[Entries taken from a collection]
□ □ □
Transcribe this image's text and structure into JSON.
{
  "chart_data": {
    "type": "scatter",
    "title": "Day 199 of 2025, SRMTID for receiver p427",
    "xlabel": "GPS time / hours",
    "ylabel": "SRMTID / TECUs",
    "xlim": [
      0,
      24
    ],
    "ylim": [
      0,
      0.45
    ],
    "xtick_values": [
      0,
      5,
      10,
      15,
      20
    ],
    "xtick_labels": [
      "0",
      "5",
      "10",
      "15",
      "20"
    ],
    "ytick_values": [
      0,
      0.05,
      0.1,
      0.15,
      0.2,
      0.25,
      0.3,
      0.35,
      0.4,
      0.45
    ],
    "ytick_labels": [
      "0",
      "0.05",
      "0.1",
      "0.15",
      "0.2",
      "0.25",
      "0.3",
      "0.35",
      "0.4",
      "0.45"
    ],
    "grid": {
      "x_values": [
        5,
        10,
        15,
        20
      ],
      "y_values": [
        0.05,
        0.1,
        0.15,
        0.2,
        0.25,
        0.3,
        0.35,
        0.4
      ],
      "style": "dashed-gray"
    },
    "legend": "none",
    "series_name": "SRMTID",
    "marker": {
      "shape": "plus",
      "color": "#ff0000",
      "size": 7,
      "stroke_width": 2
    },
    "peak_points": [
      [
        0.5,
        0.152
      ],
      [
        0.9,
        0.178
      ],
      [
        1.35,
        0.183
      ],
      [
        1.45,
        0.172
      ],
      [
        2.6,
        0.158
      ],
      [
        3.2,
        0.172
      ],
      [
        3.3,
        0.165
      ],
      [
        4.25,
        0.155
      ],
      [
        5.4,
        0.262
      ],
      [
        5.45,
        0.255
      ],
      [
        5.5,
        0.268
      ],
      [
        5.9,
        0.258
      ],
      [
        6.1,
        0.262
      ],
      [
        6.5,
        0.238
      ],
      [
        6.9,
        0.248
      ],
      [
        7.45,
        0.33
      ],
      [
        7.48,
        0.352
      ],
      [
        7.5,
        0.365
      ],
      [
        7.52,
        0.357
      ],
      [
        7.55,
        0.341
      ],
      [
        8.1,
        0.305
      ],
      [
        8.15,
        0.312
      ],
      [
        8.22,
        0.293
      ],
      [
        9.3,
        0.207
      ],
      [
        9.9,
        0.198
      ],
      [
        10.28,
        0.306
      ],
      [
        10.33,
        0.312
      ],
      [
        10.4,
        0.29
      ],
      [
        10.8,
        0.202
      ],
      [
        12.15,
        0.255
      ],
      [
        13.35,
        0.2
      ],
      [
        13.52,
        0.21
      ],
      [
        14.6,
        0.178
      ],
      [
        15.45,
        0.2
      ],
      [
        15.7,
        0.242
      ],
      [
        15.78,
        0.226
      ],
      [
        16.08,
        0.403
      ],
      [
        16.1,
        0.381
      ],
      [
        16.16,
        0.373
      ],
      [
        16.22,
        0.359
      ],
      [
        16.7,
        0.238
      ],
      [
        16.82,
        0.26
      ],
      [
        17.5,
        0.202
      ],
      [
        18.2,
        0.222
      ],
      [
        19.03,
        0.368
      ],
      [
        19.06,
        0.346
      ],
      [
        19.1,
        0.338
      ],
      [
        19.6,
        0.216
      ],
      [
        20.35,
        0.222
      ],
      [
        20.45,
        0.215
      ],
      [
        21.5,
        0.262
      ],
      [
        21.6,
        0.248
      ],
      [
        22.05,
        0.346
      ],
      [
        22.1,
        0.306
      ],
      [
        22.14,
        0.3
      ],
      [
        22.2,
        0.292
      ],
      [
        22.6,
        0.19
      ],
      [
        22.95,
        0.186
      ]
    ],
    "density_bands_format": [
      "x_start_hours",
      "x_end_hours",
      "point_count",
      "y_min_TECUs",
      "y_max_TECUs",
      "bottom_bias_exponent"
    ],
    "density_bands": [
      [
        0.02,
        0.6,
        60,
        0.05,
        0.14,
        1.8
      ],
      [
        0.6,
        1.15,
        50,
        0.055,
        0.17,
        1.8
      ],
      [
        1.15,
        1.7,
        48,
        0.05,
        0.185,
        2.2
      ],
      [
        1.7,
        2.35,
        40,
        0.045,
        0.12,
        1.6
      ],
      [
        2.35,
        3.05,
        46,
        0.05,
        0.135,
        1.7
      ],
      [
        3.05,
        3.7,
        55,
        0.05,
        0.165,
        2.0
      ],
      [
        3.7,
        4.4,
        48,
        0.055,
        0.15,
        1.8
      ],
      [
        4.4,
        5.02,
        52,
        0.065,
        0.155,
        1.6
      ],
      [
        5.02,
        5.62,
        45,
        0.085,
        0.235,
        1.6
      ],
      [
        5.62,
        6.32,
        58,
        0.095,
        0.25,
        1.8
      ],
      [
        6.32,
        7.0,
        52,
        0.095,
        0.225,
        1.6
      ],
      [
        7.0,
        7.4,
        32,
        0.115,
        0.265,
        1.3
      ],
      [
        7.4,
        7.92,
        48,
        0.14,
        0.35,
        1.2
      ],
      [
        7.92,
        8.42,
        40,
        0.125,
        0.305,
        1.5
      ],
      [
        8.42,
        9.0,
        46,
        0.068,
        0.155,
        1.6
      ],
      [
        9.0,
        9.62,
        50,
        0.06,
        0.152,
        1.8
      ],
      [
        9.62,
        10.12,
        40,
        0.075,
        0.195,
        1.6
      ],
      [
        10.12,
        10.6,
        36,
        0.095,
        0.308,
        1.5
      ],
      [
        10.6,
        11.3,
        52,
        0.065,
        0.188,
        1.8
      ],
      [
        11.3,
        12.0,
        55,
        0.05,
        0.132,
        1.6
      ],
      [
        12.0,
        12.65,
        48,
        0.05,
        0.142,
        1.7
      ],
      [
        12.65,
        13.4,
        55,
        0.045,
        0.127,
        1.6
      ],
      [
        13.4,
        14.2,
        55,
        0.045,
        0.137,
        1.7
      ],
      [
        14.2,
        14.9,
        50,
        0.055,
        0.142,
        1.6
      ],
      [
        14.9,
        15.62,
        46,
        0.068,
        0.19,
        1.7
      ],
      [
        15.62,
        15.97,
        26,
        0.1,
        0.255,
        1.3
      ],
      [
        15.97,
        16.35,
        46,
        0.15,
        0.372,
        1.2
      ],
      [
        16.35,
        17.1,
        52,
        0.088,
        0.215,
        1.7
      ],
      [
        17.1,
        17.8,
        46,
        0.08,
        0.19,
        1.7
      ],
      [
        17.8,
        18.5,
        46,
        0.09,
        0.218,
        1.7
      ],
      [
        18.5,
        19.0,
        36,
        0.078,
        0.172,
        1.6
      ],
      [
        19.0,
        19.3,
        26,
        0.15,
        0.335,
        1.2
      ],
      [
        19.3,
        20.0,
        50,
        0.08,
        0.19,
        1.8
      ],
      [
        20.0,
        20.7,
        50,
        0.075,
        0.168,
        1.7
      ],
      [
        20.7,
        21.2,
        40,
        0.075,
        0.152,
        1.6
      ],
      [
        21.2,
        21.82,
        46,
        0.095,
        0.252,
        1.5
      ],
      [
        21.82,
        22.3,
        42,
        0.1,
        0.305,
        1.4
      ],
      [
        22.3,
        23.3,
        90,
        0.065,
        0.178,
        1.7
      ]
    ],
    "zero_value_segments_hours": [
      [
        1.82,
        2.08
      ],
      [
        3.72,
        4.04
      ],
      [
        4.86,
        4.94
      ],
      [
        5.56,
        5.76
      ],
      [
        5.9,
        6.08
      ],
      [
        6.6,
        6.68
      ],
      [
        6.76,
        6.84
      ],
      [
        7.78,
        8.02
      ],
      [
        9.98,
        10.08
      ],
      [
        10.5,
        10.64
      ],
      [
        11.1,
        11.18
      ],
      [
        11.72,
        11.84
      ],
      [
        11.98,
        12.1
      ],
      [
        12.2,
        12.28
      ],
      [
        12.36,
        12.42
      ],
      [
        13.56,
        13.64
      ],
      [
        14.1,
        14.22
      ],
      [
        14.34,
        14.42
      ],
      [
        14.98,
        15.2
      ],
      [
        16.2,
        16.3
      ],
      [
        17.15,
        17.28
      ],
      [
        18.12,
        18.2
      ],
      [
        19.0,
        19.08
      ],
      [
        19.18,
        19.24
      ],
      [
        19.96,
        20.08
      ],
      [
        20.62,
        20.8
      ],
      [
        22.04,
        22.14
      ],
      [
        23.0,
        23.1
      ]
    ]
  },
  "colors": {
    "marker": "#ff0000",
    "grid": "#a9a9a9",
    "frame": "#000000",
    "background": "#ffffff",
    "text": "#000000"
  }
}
□ □ □
• What is being asked
Show every line where the string "text" appears.

• Correct result
Transcribe this image's text and structure into JSON.
    "text": "#000000"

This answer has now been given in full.